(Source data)
------------------------------------------------------------

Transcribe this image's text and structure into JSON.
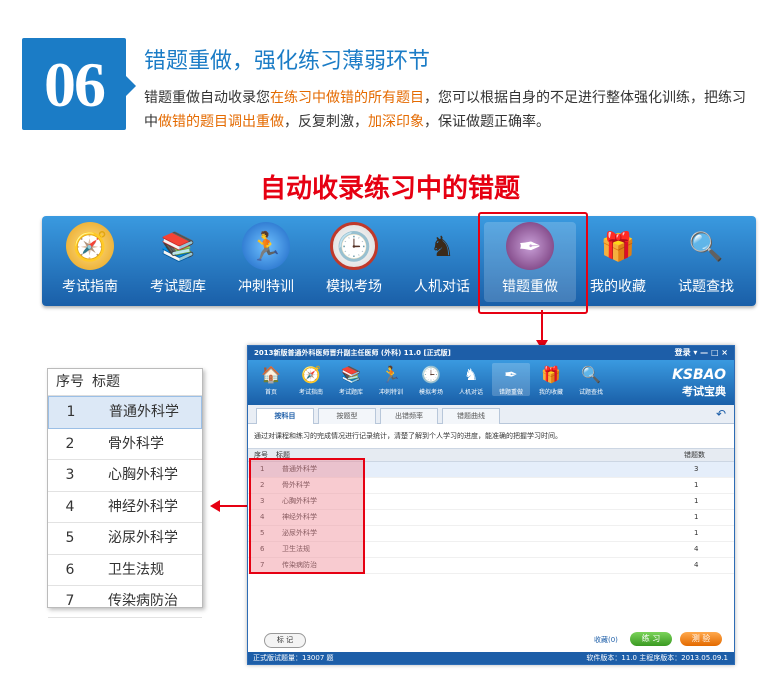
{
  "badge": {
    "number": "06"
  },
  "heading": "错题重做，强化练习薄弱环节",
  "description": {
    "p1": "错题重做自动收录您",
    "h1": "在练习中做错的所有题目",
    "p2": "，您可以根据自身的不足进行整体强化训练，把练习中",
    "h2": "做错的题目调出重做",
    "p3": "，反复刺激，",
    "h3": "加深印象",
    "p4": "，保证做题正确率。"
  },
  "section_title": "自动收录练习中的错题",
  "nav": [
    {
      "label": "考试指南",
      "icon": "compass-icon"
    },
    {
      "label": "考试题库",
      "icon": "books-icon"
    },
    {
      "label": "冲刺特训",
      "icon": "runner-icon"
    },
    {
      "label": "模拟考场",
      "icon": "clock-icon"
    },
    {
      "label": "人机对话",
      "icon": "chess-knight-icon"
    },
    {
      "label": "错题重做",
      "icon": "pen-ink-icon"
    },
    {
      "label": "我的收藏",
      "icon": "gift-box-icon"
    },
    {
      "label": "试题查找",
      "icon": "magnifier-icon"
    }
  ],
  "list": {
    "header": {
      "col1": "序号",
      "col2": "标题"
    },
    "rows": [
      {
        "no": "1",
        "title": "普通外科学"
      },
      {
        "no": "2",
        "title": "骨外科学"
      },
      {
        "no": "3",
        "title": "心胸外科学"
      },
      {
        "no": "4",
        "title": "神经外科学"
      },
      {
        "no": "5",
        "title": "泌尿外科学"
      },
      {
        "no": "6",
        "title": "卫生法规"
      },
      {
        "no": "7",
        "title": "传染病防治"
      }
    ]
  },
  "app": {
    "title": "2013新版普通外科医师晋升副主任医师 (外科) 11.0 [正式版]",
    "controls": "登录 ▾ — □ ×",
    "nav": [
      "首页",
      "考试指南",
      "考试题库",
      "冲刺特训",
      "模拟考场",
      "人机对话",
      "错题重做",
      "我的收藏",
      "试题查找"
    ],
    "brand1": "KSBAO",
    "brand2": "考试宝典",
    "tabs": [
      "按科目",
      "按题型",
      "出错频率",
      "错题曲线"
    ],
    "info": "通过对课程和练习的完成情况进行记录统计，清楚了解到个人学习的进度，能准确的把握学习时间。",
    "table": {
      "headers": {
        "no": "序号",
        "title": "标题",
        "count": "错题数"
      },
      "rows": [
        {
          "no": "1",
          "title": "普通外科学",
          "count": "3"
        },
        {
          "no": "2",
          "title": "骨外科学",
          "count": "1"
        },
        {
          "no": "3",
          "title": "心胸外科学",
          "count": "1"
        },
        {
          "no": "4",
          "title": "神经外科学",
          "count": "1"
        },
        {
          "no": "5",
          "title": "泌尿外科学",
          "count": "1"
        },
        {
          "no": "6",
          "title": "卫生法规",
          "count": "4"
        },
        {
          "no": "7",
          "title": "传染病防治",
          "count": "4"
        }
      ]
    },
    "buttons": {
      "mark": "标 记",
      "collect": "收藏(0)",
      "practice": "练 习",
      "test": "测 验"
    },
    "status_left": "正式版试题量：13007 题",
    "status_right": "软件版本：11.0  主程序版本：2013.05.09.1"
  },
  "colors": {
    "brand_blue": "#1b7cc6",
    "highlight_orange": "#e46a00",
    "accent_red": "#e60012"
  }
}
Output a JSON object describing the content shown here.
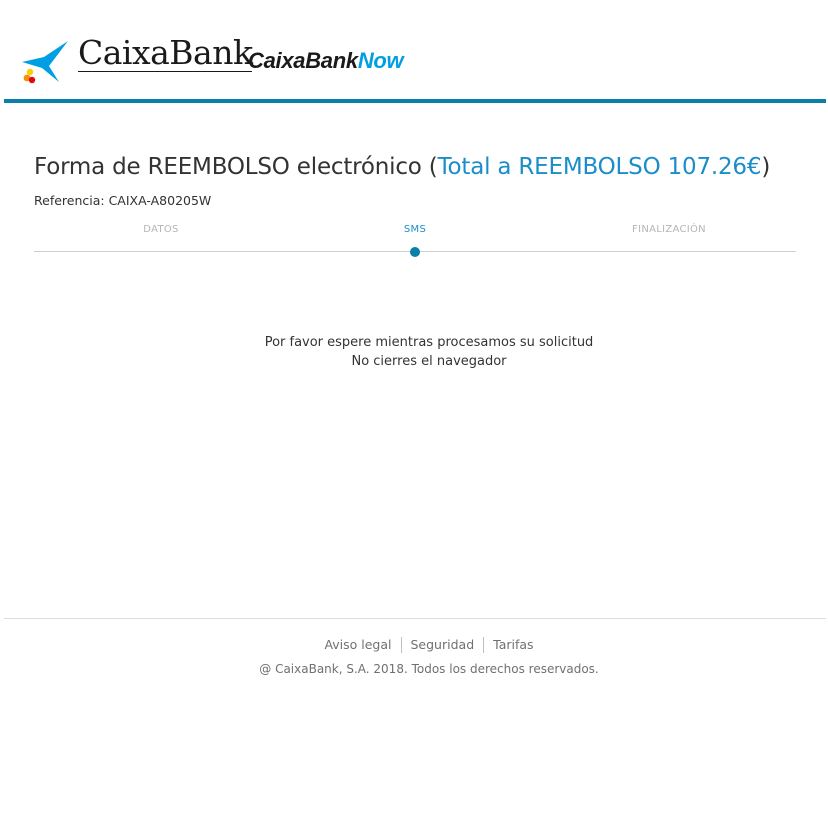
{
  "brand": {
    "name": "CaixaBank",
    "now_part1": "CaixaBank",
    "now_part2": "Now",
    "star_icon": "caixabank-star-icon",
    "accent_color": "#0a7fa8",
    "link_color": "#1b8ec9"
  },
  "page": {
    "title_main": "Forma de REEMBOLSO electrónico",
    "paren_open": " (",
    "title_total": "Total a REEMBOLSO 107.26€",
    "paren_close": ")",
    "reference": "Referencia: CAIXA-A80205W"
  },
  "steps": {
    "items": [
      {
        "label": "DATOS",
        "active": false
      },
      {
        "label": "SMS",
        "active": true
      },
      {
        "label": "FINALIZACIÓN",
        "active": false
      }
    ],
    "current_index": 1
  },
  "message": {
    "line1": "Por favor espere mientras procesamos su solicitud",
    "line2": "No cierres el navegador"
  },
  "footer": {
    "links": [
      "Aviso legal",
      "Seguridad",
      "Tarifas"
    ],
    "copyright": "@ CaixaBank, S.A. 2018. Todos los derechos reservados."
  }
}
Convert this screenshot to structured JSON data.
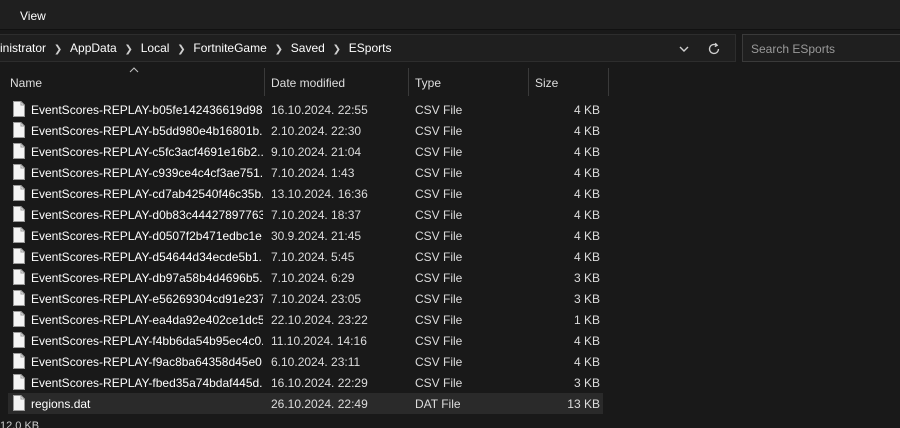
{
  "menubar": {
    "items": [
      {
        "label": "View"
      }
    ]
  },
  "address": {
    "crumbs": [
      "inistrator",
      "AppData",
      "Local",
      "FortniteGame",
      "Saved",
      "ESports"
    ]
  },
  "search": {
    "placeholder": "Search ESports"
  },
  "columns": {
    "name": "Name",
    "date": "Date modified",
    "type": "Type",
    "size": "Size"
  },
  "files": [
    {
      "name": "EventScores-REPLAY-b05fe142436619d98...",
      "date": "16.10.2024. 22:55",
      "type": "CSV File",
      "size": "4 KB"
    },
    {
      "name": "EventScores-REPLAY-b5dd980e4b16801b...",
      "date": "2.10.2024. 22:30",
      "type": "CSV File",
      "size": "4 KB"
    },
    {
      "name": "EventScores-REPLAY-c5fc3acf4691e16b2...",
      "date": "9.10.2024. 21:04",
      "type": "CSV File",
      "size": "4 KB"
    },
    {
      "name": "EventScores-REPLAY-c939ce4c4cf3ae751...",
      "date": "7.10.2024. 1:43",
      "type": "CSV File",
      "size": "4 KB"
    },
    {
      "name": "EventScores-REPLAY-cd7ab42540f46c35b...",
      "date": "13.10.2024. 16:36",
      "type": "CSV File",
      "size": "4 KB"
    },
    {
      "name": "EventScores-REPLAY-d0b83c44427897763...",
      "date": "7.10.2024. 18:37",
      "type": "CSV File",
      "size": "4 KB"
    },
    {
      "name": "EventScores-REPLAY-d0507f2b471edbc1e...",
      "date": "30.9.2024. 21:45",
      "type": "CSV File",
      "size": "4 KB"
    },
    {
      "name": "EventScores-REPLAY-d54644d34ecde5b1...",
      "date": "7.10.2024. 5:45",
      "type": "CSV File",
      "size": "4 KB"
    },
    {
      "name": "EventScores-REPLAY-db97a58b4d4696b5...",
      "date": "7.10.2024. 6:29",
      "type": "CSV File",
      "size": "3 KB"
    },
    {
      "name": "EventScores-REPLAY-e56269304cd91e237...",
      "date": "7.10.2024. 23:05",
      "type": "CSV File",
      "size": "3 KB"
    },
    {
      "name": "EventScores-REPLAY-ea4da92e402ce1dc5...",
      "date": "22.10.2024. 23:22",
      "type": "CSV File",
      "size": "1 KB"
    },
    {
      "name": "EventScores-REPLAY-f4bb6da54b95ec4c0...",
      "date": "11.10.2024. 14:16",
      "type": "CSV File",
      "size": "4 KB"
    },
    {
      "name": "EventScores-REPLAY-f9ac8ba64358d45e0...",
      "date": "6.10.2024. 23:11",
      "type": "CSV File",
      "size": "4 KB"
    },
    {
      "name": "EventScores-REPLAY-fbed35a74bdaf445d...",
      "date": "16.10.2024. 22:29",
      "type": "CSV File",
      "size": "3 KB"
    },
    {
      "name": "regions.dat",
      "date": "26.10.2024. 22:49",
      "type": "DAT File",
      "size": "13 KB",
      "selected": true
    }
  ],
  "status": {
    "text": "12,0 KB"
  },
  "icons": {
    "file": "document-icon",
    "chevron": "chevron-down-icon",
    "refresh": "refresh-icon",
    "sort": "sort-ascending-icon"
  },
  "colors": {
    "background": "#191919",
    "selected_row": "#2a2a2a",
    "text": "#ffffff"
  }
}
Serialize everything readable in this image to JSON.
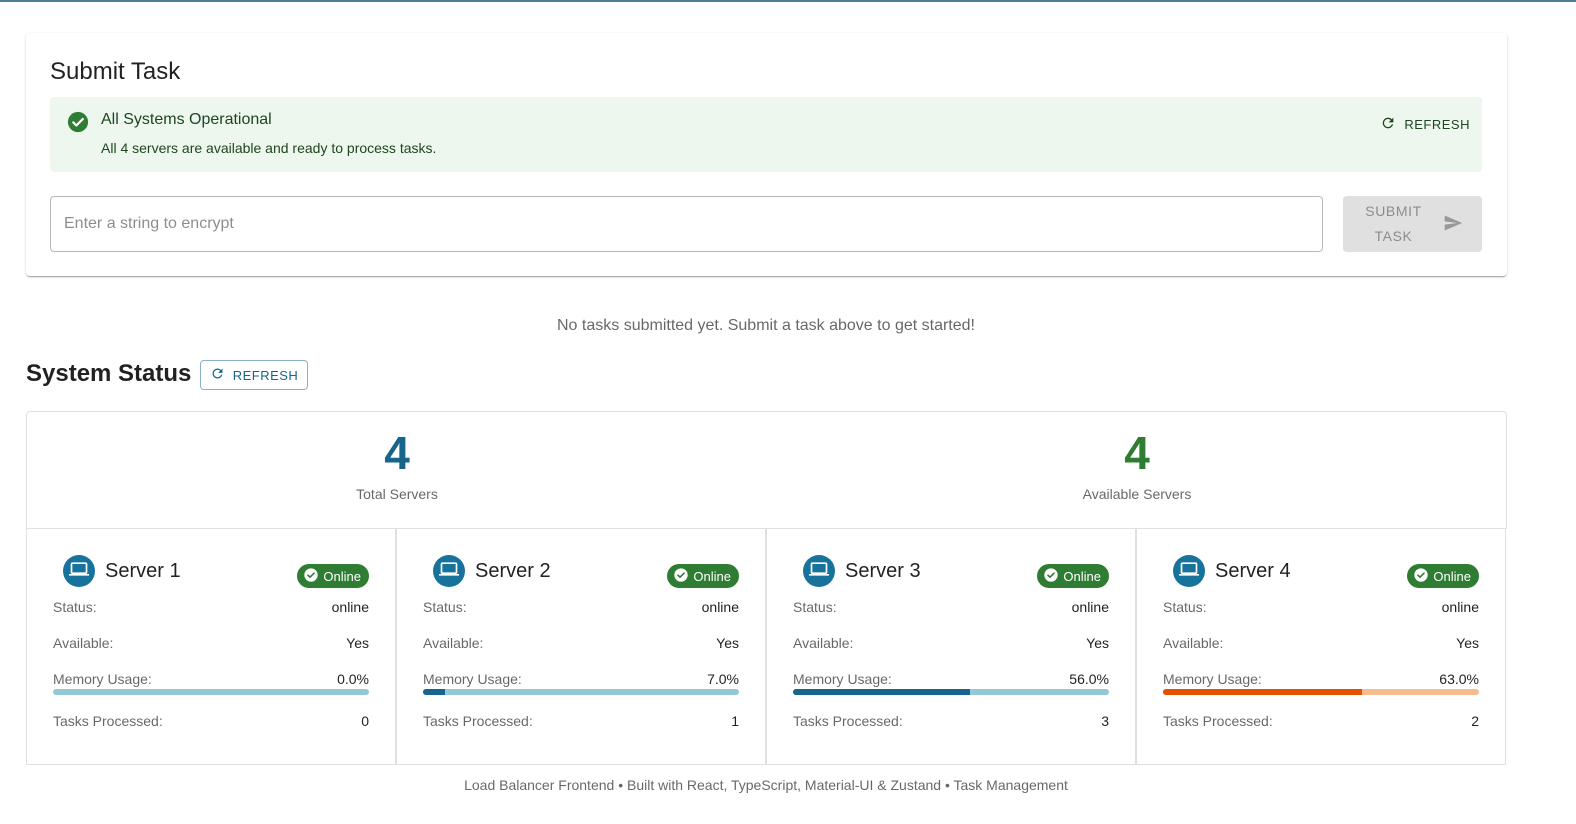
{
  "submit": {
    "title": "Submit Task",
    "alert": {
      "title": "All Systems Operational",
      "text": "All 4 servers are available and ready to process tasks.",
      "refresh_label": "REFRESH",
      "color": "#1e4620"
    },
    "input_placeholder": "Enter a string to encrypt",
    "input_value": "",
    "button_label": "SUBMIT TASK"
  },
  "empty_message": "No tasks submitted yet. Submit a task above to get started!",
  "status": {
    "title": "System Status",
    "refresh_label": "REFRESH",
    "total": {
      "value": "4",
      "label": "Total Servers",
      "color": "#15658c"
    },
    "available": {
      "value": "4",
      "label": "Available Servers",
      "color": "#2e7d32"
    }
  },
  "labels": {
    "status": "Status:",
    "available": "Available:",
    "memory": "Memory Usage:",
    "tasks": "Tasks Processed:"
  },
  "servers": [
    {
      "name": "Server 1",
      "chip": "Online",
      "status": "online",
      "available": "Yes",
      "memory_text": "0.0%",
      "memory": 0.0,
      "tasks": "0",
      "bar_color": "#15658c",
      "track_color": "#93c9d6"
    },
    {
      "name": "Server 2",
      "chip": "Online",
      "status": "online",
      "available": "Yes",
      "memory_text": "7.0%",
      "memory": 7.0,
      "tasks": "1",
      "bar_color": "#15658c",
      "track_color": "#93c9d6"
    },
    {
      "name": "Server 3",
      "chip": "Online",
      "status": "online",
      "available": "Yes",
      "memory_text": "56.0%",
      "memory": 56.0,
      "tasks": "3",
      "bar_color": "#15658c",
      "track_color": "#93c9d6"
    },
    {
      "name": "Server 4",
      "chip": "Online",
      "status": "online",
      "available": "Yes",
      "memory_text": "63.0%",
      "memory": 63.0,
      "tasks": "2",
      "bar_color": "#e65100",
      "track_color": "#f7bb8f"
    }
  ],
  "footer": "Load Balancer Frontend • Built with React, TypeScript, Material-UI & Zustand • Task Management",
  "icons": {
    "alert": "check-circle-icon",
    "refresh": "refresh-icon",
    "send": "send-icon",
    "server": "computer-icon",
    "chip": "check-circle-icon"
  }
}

------------------------------------------------------------

▶ [Problem to work on]:
Going through the data above, count the lines where the string "this" appears, and answer with only that number.

▶ [Exercise output]:
3